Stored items
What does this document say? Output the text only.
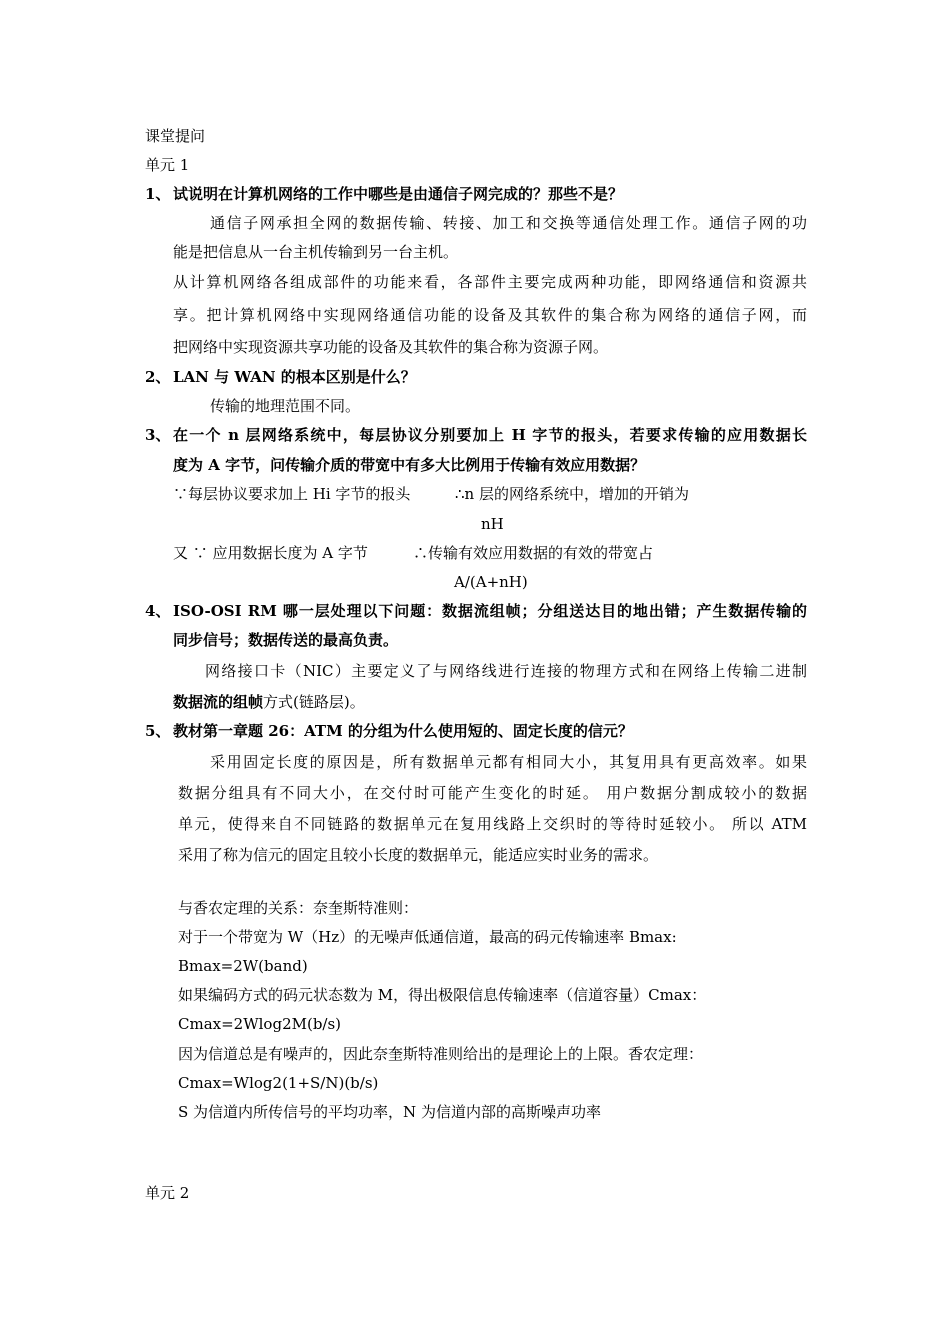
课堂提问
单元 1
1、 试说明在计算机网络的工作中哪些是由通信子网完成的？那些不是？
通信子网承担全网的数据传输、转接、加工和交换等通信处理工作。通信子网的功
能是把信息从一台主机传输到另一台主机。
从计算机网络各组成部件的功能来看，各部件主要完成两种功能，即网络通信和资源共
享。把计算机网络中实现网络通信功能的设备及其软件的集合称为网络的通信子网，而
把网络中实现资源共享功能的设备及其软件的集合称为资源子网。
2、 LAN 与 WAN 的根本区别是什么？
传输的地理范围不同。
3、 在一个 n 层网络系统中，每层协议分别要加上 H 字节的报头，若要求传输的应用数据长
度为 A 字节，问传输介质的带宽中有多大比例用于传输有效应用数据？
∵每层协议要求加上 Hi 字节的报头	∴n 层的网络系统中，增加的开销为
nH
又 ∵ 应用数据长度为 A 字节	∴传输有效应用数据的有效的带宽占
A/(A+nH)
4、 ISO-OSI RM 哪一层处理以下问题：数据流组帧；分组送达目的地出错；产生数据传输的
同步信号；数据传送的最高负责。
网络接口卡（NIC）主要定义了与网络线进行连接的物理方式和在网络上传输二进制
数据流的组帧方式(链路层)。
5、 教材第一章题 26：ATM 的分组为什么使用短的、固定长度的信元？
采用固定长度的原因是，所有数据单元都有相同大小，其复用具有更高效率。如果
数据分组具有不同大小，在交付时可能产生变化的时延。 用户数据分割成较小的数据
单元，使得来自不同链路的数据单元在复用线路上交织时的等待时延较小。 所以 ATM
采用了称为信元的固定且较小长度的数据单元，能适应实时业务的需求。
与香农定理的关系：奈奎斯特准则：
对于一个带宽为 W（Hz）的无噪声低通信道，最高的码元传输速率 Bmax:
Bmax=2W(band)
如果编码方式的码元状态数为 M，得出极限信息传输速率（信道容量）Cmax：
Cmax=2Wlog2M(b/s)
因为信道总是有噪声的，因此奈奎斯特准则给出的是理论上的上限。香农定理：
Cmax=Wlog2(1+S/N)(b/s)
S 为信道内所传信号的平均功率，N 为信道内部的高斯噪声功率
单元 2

Task instructions: Copy each line of the listing in which the word "Bmax" can be found.

Solution:
对于一个带宽为 W（Hz）的无噪声低通信道，最高的码元传输速率 Bmax:
Bmax=2W(band)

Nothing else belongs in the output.